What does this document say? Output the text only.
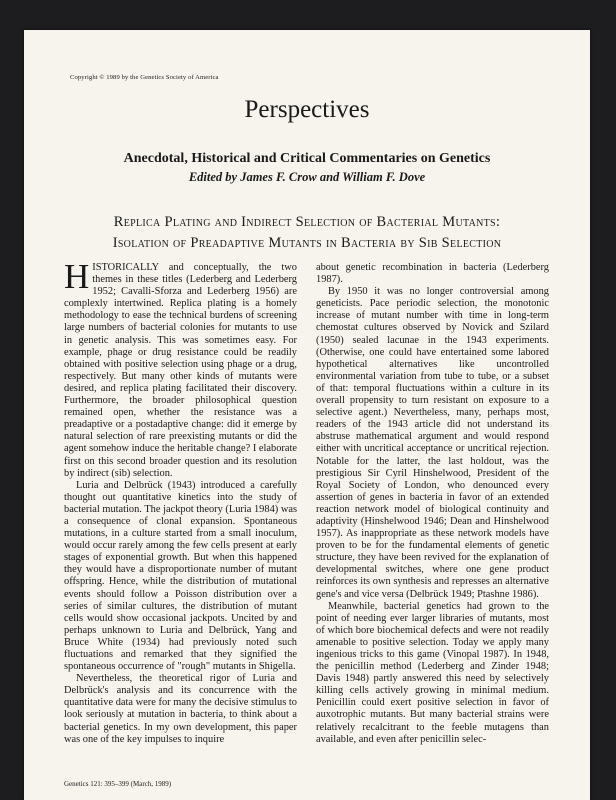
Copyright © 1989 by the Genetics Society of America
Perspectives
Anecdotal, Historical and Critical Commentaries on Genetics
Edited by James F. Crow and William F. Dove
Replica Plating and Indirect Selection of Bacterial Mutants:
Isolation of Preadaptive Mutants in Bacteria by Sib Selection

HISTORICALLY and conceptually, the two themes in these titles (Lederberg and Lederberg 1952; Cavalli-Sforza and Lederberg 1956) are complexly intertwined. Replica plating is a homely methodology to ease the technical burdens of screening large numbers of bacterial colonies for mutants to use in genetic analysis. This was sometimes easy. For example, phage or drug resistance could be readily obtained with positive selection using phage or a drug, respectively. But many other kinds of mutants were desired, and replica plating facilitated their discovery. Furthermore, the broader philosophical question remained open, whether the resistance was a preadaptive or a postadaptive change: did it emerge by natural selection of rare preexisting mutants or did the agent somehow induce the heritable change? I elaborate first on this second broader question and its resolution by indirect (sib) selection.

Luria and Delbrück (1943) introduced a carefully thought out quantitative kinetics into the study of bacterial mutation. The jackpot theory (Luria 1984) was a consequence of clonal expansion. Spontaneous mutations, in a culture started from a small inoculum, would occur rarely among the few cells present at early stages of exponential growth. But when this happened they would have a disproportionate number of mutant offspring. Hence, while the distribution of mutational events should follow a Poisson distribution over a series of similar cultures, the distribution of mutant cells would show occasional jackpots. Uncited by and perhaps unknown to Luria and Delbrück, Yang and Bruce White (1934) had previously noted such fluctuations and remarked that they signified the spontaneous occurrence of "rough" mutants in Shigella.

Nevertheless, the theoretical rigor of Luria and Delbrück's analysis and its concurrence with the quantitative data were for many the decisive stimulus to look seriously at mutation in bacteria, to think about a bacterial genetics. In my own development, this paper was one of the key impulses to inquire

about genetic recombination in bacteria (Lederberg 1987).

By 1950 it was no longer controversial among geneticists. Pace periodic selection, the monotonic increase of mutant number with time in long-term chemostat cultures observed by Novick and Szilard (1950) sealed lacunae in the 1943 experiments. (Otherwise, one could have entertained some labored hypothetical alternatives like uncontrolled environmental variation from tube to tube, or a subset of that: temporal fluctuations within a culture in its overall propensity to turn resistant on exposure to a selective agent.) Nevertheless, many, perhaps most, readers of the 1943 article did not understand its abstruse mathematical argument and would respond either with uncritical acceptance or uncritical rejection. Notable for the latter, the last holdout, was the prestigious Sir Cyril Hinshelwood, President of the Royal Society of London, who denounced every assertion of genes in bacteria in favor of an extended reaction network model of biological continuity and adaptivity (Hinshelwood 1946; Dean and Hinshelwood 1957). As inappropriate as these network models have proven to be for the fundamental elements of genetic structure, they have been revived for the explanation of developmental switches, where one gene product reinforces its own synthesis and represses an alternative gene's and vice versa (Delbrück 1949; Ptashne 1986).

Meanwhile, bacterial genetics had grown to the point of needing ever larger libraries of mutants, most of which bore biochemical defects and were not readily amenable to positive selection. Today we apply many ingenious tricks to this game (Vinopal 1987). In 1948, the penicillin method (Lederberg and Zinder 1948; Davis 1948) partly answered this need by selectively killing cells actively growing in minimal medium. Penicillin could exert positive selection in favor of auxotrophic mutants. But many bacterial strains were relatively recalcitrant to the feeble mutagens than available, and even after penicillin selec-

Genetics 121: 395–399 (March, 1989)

...

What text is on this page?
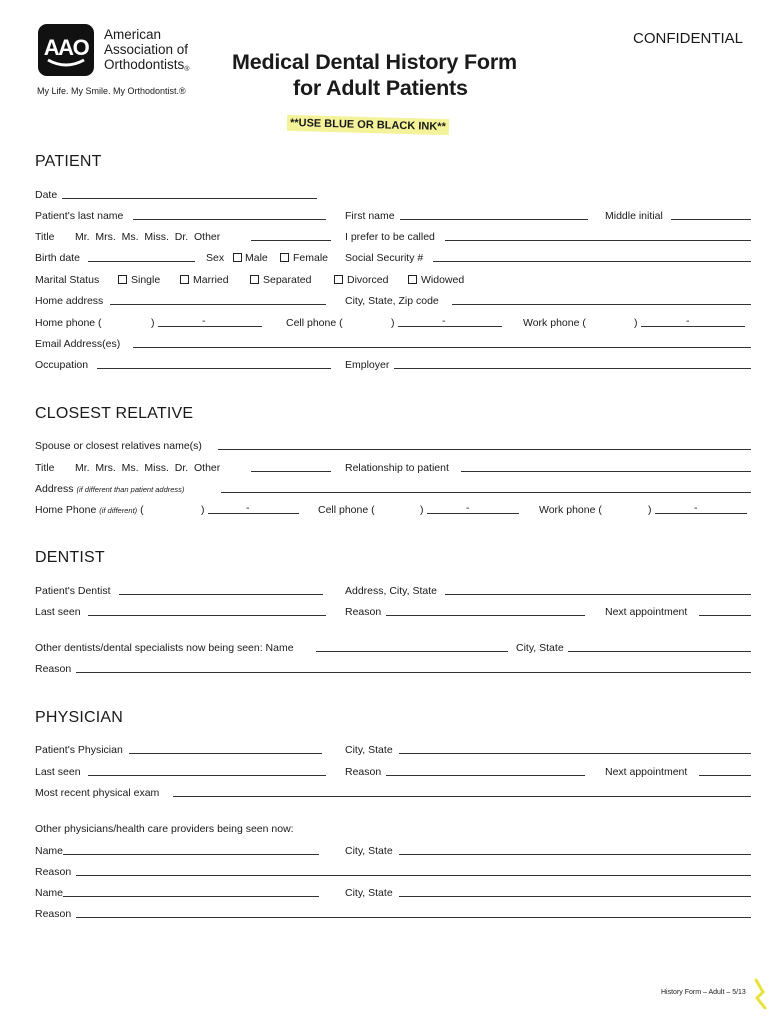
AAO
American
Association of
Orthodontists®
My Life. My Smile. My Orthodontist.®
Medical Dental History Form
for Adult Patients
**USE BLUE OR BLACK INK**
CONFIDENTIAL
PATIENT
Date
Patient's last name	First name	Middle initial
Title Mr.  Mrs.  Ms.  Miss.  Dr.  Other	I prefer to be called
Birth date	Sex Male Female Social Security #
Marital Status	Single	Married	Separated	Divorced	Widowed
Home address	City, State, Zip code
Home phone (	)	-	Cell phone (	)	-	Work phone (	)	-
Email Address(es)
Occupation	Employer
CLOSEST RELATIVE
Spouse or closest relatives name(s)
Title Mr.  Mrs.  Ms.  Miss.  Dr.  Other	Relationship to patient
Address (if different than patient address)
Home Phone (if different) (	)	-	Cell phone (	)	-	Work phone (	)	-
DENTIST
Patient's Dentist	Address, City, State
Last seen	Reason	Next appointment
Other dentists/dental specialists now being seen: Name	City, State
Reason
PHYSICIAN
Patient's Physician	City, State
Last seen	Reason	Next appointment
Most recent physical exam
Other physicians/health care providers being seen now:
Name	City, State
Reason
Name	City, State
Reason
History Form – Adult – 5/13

● **EXERCISE OBJECTIVE**:
Report only how many lines above include "Adult".

● **EXERCISE ANSWER**:
2